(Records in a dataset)
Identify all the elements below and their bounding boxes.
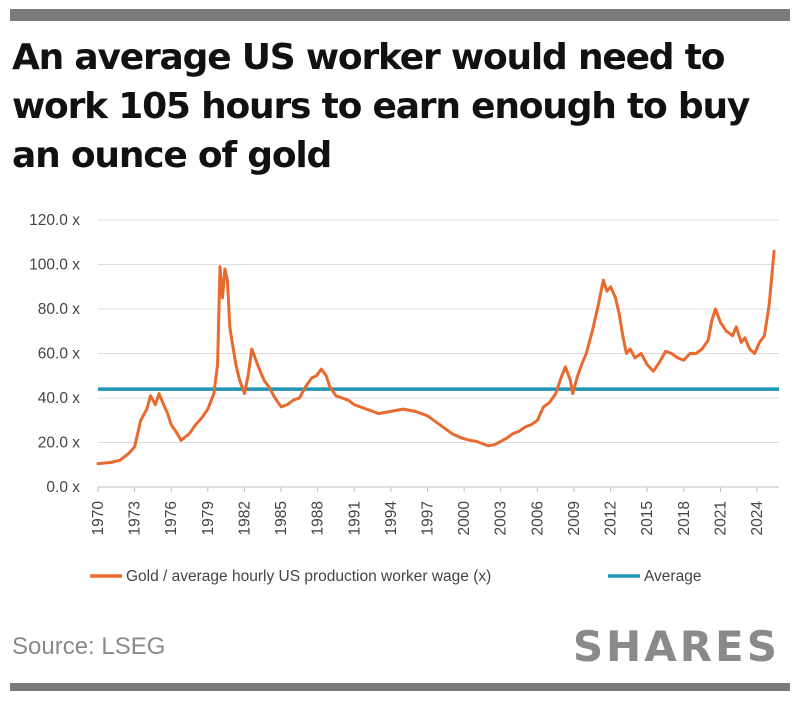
x-tick-label: 1985 (273, 501, 290, 535)
source-note: Source: LSEG (12, 633, 166, 660)
gold-wage-chart: 0.0 x 20.0 x 40.0 x 60.0 x 80.0 x 100.0 x 120.… (29, 212, 779, 585)
x-tick-label: 2015 (639, 501, 656, 535)
y-tick-label: 0.0 x (46, 479, 80, 496)
x-tick-label: 1979 (200, 501, 217, 535)
x-tick-label: 2021 (712, 501, 729, 535)
top-rule (10, 9, 790, 21)
x-tick-label: 2006 (529, 501, 546, 535)
bottom-rule (10, 683, 790, 691)
y-tick-label: 20.0 x (38, 435, 80, 452)
x-tick-label: 2018 (676, 501, 693, 535)
y-tick-label: 120.0 x (29, 212, 80, 229)
x-tick-label: 1991 (346, 501, 363, 535)
x-axis-labels: 1970 1973 1976 1979 1982 1985 1988 1991 1994 1997… (90, 487, 766, 535)
x-tick-label: 1982 (236, 501, 253, 535)
x-tick-label: 1973 (127, 501, 144, 535)
y-tick-label: 100.0 x (29, 257, 80, 274)
y-tick-label: 40.0 x (38, 390, 80, 407)
x-tick-label: 1988 (310, 501, 327, 535)
x-tick-label: 2003 (493, 501, 510, 535)
legend: Gold / average hourly US production work… (90, 568, 701, 585)
y-tick-label: 60.0 x (38, 346, 80, 363)
grid-lines (98, 219, 779, 443)
x-tick-label: 2024 (749, 501, 766, 536)
x-tick-label: 2009 (566, 501, 583, 535)
x-tick-label: 1976 (163, 501, 180, 535)
x-tick-label: 1970 (90, 501, 107, 536)
y-tick-label: 80.0 x (38, 301, 80, 318)
y-axis-labels: 0.0 x 20.0 x 40.0 x 60.0 x 80.0 x 100.0 x 120.… (29, 212, 80, 496)
x-tick-label: 2012 (603, 501, 620, 535)
x-tick-label: 1994 (383, 501, 400, 536)
chart-title: An average US worker would need to work … (12, 37, 750, 176)
gold-wage-ratio-line (96, 249, 776, 466)
legend-label-average: Average (644, 568, 701, 585)
x-tick-label: 1997 (420, 501, 437, 535)
x-tick-label: 2000 (456, 501, 473, 536)
legend-label-gold: Gold / average hourly US production work… (126, 568, 491, 585)
shares-logo: SHARES (572, 622, 780, 671)
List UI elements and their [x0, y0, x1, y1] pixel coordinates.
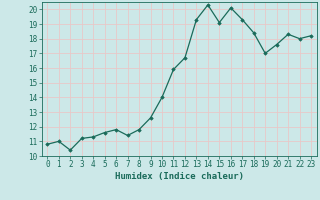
- X-axis label: Humidex (Indice chaleur): Humidex (Indice chaleur): [115, 172, 244, 181]
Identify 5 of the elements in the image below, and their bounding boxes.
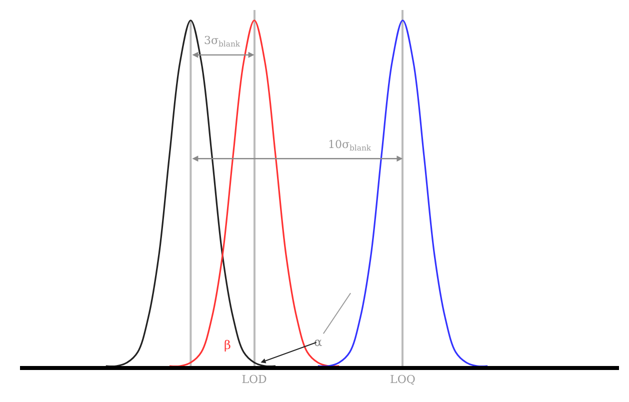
annotation: 10σ$_{blank}$ <box>328 138 372 152</box>
x-tick-label: LOQ <box>390 373 416 386</box>
annotation: 3σ$_{blank}$ <box>204 34 240 48</box>
annotation: β <box>224 338 231 352</box>
x-tick-label: LOD <box>242 373 268 386</box>
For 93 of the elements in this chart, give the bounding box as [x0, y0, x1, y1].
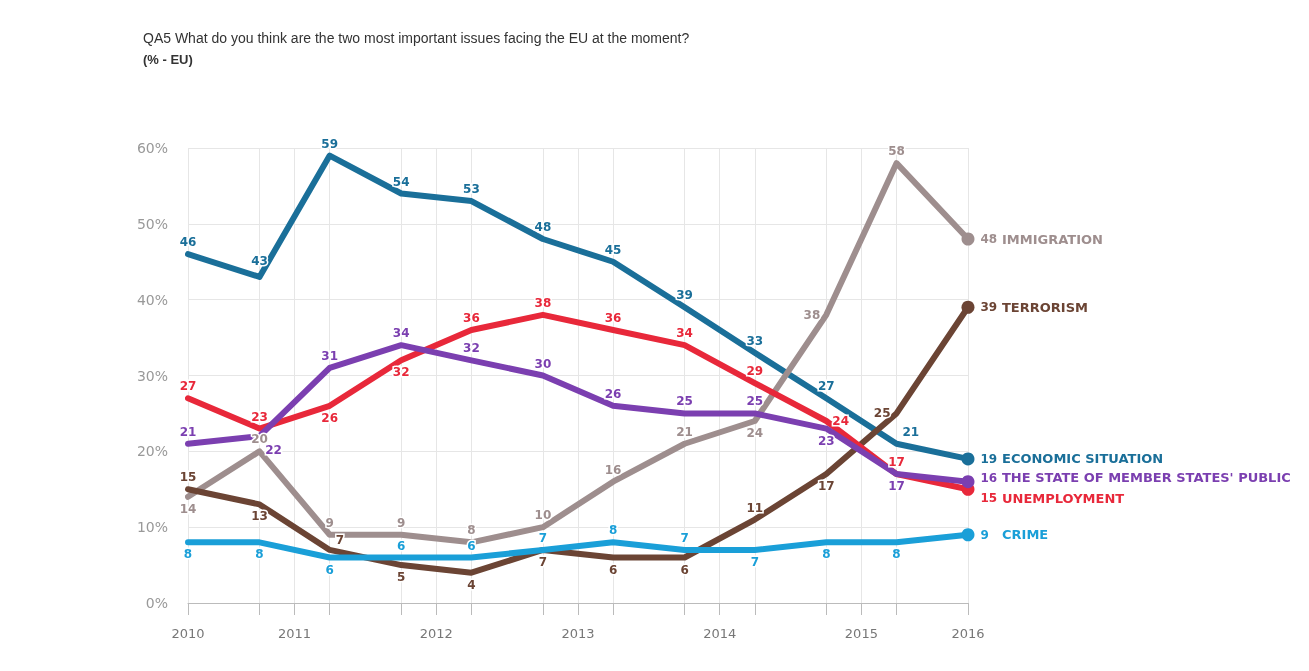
data-label: 13	[251, 509, 268, 524]
data-label: 58	[888, 144, 905, 159]
data-label: 14	[179, 501, 197, 516]
data-label: 27	[817, 379, 835, 394]
data-label: 46	[179, 235, 197, 250]
data-label: 15	[980, 491, 998, 506]
y-tick-label: 0%	[145, 595, 168, 611]
data-label: 25	[676, 394, 693, 409]
data-label: 24	[832, 414, 849, 428]
data-label: 29	[746, 364, 764, 379]
x-tick-label: 2015	[844, 626, 878, 641]
data-label: 16	[604, 462, 622, 477]
data-label: 53	[463, 182, 480, 197]
data-label: 32	[392, 365, 410, 380]
x-tick-label: 2012	[419, 626, 453, 641]
data-label: 23	[817, 433, 835, 448]
text: THE STATE OF MEMBER STATES' PUBLIC	[1002, 470, 1291, 486]
data-label: 21	[676, 424, 693, 439]
data-label: 15	[179, 470, 197, 485]
data-label: 30	[534, 356, 552, 371]
data-label: 38	[803, 307, 821, 322]
data-label: 21	[179, 424, 197, 439]
data-label: 36	[463, 311, 480, 325]
data-label: 8	[255, 547, 264, 562]
x-tick-label: 2016	[951, 626, 985, 641]
data-label: 48	[534, 220, 552, 234]
data-label: 33	[746, 333, 764, 348]
data-label: 32	[463, 341, 480, 356]
data-label: 19	[980, 451, 998, 466]
data-label: 43	[251, 253, 268, 268]
data-label: 34	[392, 326, 410, 341]
data-label: 21	[902, 424, 920, 439]
data-label: 10	[534, 508, 552, 523]
data-label: 31	[321, 348, 339, 363]
text: TERRORISM	[1002, 299, 1088, 315]
data-label: 17	[888, 479, 905, 494]
data-label: 7	[680, 530, 689, 545]
text: ECONOMIC SITUATION	[1002, 451, 1164, 467]
data-label: 6	[608, 562, 618, 577]
x-tick-label: 2013	[561, 626, 595, 641]
y-tick-label: 40%	[136, 291, 168, 308]
y-tick-label: 50%	[136, 215, 168, 232]
data-label: 8	[467, 523, 476, 538]
text: CRIME	[1002, 527, 1049, 543]
data-label: 6	[680, 562, 689, 577]
x-tick-label: 2014	[703, 626, 737, 641]
y-tick-label: 10%	[136, 519, 168, 536]
data-label: 8	[822, 547, 831, 562]
data-label: 9	[325, 515, 334, 530]
data-label: 6	[325, 562, 334, 577]
data-label: 24	[746, 426, 764, 440]
y-tick-label: 20%	[136, 443, 168, 460]
data-label: 7	[750, 554, 759, 569]
data-label: 5	[397, 570, 406, 585]
data-label: 26	[321, 410, 339, 425]
text: IMMIGRATION	[1002, 231, 1103, 247]
chart-title: QA5 What do you think are the two most important issues facing the EU at the moment?	[143, 30, 690, 46]
data-label: 36	[604, 311, 622, 325]
data-label: 7	[538, 530, 548, 545]
x-tick-label: 2011	[278, 626, 312, 641]
data-label: 22	[265, 443, 282, 458]
chart-subtitle: (% - EU)	[143, 52, 193, 67]
data-label: 54	[392, 174, 410, 189]
data-label: 6	[467, 538, 476, 553]
data-label: 8	[892, 547, 901, 562]
data-label: 39	[676, 288, 693, 303]
text: UNEMPLOYMENT	[1002, 490, 1125, 506]
data-label: 6	[397, 538, 406, 553]
data-label: 27	[179, 379, 197, 394]
data-label: 25	[746, 394, 764, 409]
data-label: 8	[608, 523, 618, 538]
data-label: 7	[538, 554, 548, 569]
x-tick-label: 2010	[171, 626, 205, 641]
data-label: 16	[980, 470, 998, 485]
data-label: 7	[335, 532, 345, 547]
data-label: 26	[604, 386, 622, 401]
data-label: 39	[980, 300, 998, 315]
data-label: 25	[873, 406, 891, 421]
data-label: 48	[980, 232, 998, 246]
data-label: 11	[746, 500, 764, 515]
data-label: 17	[888, 455, 905, 470]
data-label: 34	[676, 326, 693, 341]
y-tick-label: 60%	[136, 140, 168, 156]
data-label: 8	[183, 547, 193, 562]
data-label: 23	[251, 409, 268, 424]
data-label: 4	[467, 577, 476, 592]
data-label: 38	[534, 295, 552, 310]
data-label: 9	[397, 515, 406, 530]
data-label: 9	[980, 527, 989, 542]
data-label: 45	[604, 242, 622, 257]
data-label: 17	[817, 479, 835, 494]
y-tick-label: 30%	[136, 367, 168, 384]
data-label: 59	[321, 136, 339, 151]
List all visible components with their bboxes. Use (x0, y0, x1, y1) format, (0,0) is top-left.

Job: Start at the entry line containing "- X-axis label: Humidex" and stop after the line containing "For 93 of the". Rewrite that span with "annotation" changed to "callout" everywhere and all else unchanged, omitting the picture lines.

Result:
- X-axis label: Humidex (Indice chaleur): Humidex (Indice chaleur): [115, 172, 244, 181]
Identify 5 of the elements in the image below, and their bounding boxes.
callout: 10σ$_{blank}$ <box>328 138 372 152</box>
x-tick-label: LOQ <box>390 373 416 386</box>
callout: 3σ$_{blank}$ <box>204 34 240 48</box>
callout: β <box>224 338 231 352</box>
x-tick-label: LOD <box>242 373 268 386</box>
For 93 of the elements in this chart, give the bounding box as [x0, y0, x1, y1].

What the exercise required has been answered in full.